*What the exercise asks*. Copy each line that has the string "text" somewhere in it.
━━ Materials provided
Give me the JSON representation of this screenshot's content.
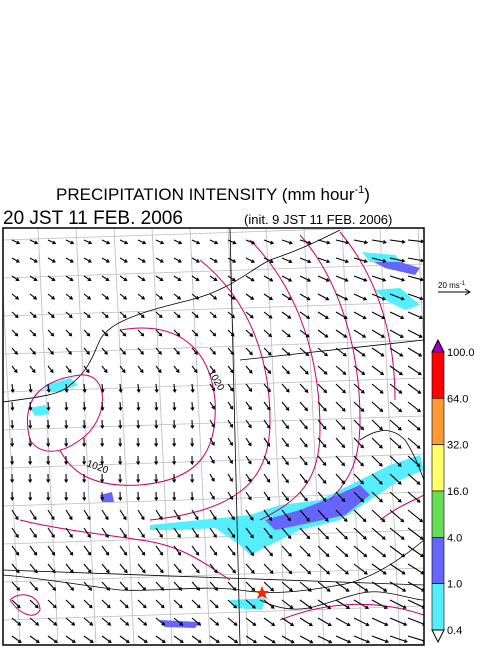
{
  "header": {
    "title": {
      "text": "PRECIPITATION INTENSITY (mm hour",
      "superscript": "-1",
      "close": ")"
    },
    "valid_time": "20 JST 11 FEB. 2006",
    "init_time": "(init. 9 JST 11 FEB. 2006)"
  },
  "wind_scale": {
    "text": "20 ms",
    "superscript": "-1"
  },
  "colorbar": {
    "labels": [
      "100.0",
      "64.0",
      "32.0",
      "16.0",
      "4.0",
      "1.0",
      "0.4"
    ],
    "colors": [
      "#9900cc",
      "#ff0000",
      "#ff9933",
      "#ffff66",
      "#66dd55",
      "#6666ff",
      "#55eeff",
      "#ffffff"
    ]
  },
  "contour_labels": [
    "1020",
    "1020"
  ]
}
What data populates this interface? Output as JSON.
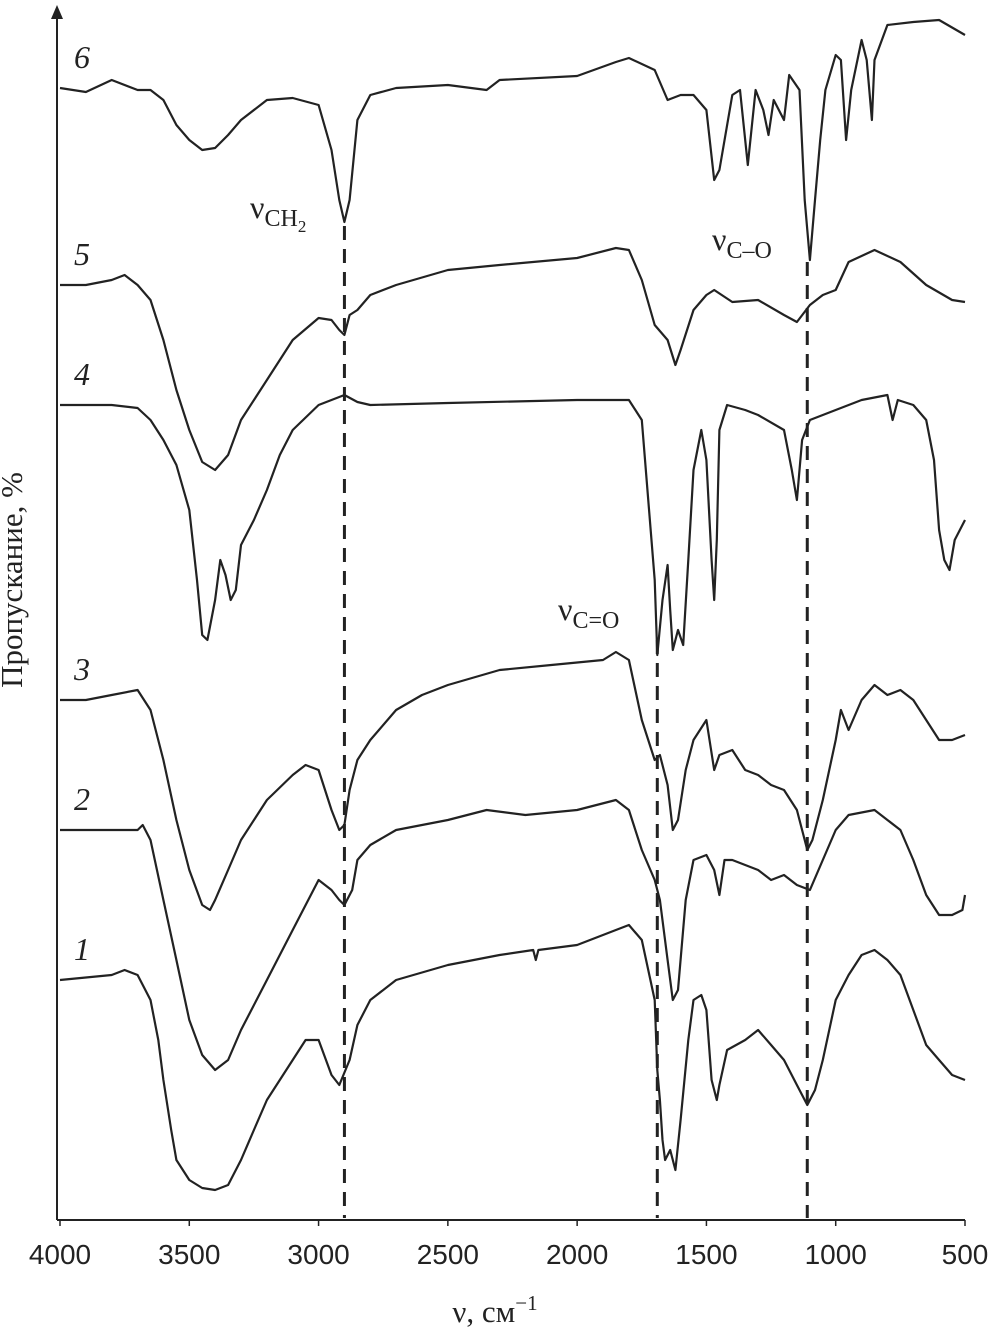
{
  "chart_data": {
    "type": "line",
    "xlabel": {
      "text": "ν, см",
      "superscript": "−1"
    },
    "ylabel": "Пропускание, %",
    "xlim": [
      4000,
      500
    ],
    "xticks": [
      4000,
      3500,
      3000,
      2500,
      2000,
      1500,
      1000,
      500
    ],
    "ylim": [
      0,
      1215
    ],
    "color": "#222222",
    "series": [
      {
        "name": "6",
        "x": [
          4000,
          3900,
          3800,
          3700,
          3650,
          3600,
          3550,
          3500,
          3450,
          3400,
          3350,
          3300,
          3200,
          3100,
          3000,
          2950,
          2920,
          2900,
          2880,
          2850,
          2800,
          2700,
          2500,
          2350,
          2300,
          2000,
          1850,
          1800,
          1700,
          1650,
          1600,
          1550,
          1500,
          1470,
          1450,
          1400,
          1370,
          1340,
          1310,
          1280,
          1260,
          1240,
          1200,
          1180,
          1140,
          1120,
          1100,
          1080,
          1060,
          1040,
          1000,
          980,
          960,
          940,
          900,
          880,
          860,
          850,
          800,
          700,
          600,
          500
        ],
        "values": [
          1132,
          1128,
          1140,
          1130,
          1130,
          1120,
          1095,
          1080,
          1070,
          1072,
          1085,
          1100,
          1120,
          1122,
          1115,
          1070,
          1020,
          998,
          1020,
          1100,
          1125,
          1132,
          1135,
          1130,
          1140,
          1144,
          1158,
          1162,
          1150,
          1120,
          1125,
          1125,
          1110,
          1040,
          1050,
          1125,
          1130,
          1055,
          1130,
          1110,
          1085,
          1120,
          1100,
          1145,
          1130,
          1020,
          960,
          1020,
          1080,
          1130,
          1165,
          1160,
          1080,
          1130,
          1180,
          1160,
          1100,
          1160,
          1195,
          1198,
          1200,
          1185
        ]
      },
      {
        "name": "5",
        "x": [
          4000,
          3900,
          3800,
          3750,
          3700,
          3650,
          3600,
          3550,
          3500,
          3450,
          3400,
          3350,
          3300,
          3200,
          3100,
          3000,
          2950,
          2920,
          2900,
          2880,
          2850,
          2800,
          2700,
          2500,
          2300,
          2000,
          1850,
          1800,
          1750,
          1700,
          1650,
          1620,
          1600,
          1550,
          1500,
          1470,
          1400,
          1300,
          1200,
          1150,
          1100,
          1050,
          1000,
          950,
          850,
          750,
          650,
          550,
          500
        ],
        "values": [
          935,
          935,
          940,
          945,
          935,
          920,
          880,
          830,
          790,
          758,
          750,
          765,
          800,
          840,
          880,
          902,
          900,
          890,
          885,
          905,
          910,
          925,
          935,
          950,
          955,
          962,
          972,
          970,
          940,
          895,
          880,
          855,
          870,
          910,
          925,
          930,
          918,
          920,
          905,
          898,
          915,
          925,
          930,
          958,
          970,
          958,
          935,
          920,
          918
        ]
      },
      {
        "name": "4",
        "x": [
          4000,
          3800,
          3700,
          3650,
          3600,
          3550,
          3500,
          3470,
          3450,
          3430,
          3400,
          3380,
          3360,
          3340,
          3320,
          3300,
          3250,
          3200,
          3150,
          3100,
          3000,
          2900,
          2850,
          2800,
          2500,
          2000,
          1800,
          1750,
          1700,
          1690,
          1670,
          1650,
          1640,
          1630,
          1610,
          1590,
          1570,
          1550,
          1520,
          1500,
          1480,
          1470,
          1460,
          1450,
          1420,
          1350,
          1300,
          1200,
          1170,
          1150,
          1130,
          1100,
          1000,
          900,
          800,
          780,
          760,
          700,
          650,
          620,
          600,
          580,
          560,
          540,
          500
        ],
        "values": [
          815,
          815,
          812,
          800,
          780,
          755,
          710,
          640,
          585,
          580,
          620,
          660,
          645,
          620,
          630,
          675,
          700,
          730,
          765,
          790,
          815,
          825,
          818,
          815,
          817,
          820,
          820,
          800,
          640,
          565,
          620,
          655,
          610,
          570,
          590,
          575,
          660,
          750,
          790,
          760,
          660,
          620,
          680,
          790,
          815,
          810,
          805,
          790,
          750,
          720,
          780,
          800,
          810,
          820,
          825,
          800,
          820,
          815,
          800,
          760,
          690,
          660,
          650,
          680,
          700
        ]
      },
      {
        "name": "3",
        "x": [
          4000,
          3900,
          3800,
          3700,
          3650,
          3600,
          3550,
          3500,
          3450,
          3420,
          3400,
          3350,
          3300,
          3200,
          3100,
          3050,
          3000,
          2950,
          2920,
          2900,
          2880,
          2850,
          2800,
          2700,
          2600,
          2500,
          2300,
          2100,
          1900,
          1850,
          1800,
          1750,
          1700,
          1680,
          1650,
          1630,
          1610,
          1580,
          1550,
          1500,
          1470,
          1450,
          1400,
          1350,
          1300,
          1250,
          1200,
          1150,
          1110,
          1090,
          1050,
          1000,
          980,
          950,
          900,
          850,
          800,
          750,
          700,
          600,
          550,
          500
        ],
        "values": [
          520,
          520,
          525,
          530,
          510,
          460,
          400,
          350,
          315,
          310,
          320,
          350,
          380,
          420,
          445,
          455,
          450,
          410,
          390,
          395,
          430,
          460,
          480,
          510,
          525,
          535,
          550,
          555,
          560,
          568,
          560,
          500,
          460,
          465,
          435,
          390,
          400,
          450,
          480,
          500,
          450,
          465,
          470,
          450,
          445,
          435,
          430,
          410,
          370,
          380,
          420,
          480,
          510,
          490,
          520,
          535,
          525,
          530,
          520,
          480,
          480,
          485
        ]
      },
      {
        "name": "2",
        "x": [
          4000,
          3700,
          3680,
          3650,
          3600,
          3550,
          3500,
          3450,
          3400,
          3350,
          3300,
          3200,
          3100,
          3000,
          2950,
          2920,
          2900,
          2870,
          2850,
          2800,
          2700,
          2500,
          2350,
          2200,
          2000,
          1850,
          1800,
          1750,
          1700,
          1680,
          1650,
          1630,
          1610,
          1580,
          1550,
          1500,
          1470,
          1450,
          1430,
          1400,
          1300,
          1250,
          1200,
          1150,
          1100,
          1050,
          1000,
          950,
          850,
          750,
          700,
          650,
          600,
          550,
          510,
          500
        ],
        "values": [
          390,
          390,
          395,
          380,
          320,
          260,
          200,
          165,
          150,
          160,
          190,
          240,
          290,
          340,
          330,
          320,
          315,
          330,
          360,
          375,
          390,
          400,
          410,
          405,
          410,
          420,
          410,
          370,
          340,
          320,
          260,
          220,
          230,
          320,
          360,
          365,
          350,
          325,
          360,
          360,
          350,
          340,
          345,
          335,
          330,
          360,
          390,
          405,
          410,
          390,
          360,
          325,
          305,
          305,
          310,
          325
        ]
      },
      {
        "name": "1",
        "x": [
          4000,
          3800,
          3750,
          3700,
          3650,
          3620,
          3600,
          3570,
          3550,
          3500,
          3450,
          3400,
          3350,
          3300,
          3250,
          3200,
          3100,
          3050,
          3000,
          2950,
          2920,
          2880,
          2850,
          2800,
          2700,
          2500,
          2300,
          2170,
          2160,
          2150,
          2000,
          1850,
          1800,
          1750,
          1700,
          1690,
          1680,
          1670,
          1660,
          1640,
          1620,
          1600,
          1570,
          1550,
          1520,
          1500,
          1480,
          1460,
          1450,
          1420,
          1350,
          1300,
          1250,
          1200,
          1150,
          1110,
          1080,
          1050,
          1000,
          950,
          900,
          850,
          800,
          750,
          700,
          650,
          600,
          550,
          500
        ],
        "values": [
          240,
          245,
          250,
          245,
          220,
          180,
          140,
          90,
          60,
          40,
          32,
          30,
          35,
          60,
          90,
          120,
          160,
          180,
          180,
          145,
          135,
          160,
          195,
          220,
          240,
          255,
          265,
          270,
          260,
          270,
          275,
          290,
          295,
          280,
          220,
          150,
          120,
          80,
          60,
          70,
          50,
          100,
          180,
          220,
          225,
          210,
          140,
          120,
          135,
          170,
          180,
          190,
          175,
          160,
          135,
          115,
          130,
          160,
          220,
          245,
          265,
          270,
          260,
          245,
          210,
          175,
          160,
          145,
          140
        ]
      }
    ],
    "annotations": [
      {
        "symbol": "ν",
        "subscript": "CH",
        "sub_subscript": "2",
        "x": 2900
      },
      {
        "symbol": "ν",
        "subscript": "C=O",
        "x": 1690
      },
      {
        "symbol": "ν",
        "subscript": "C–O",
        "x": 1110
      }
    ]
  }
}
━━━━
*Task answer*.
      "text": "PRECIPITATION INTENSITY (mm hour",
    "text": "20 ms",
      "text": "ν, см",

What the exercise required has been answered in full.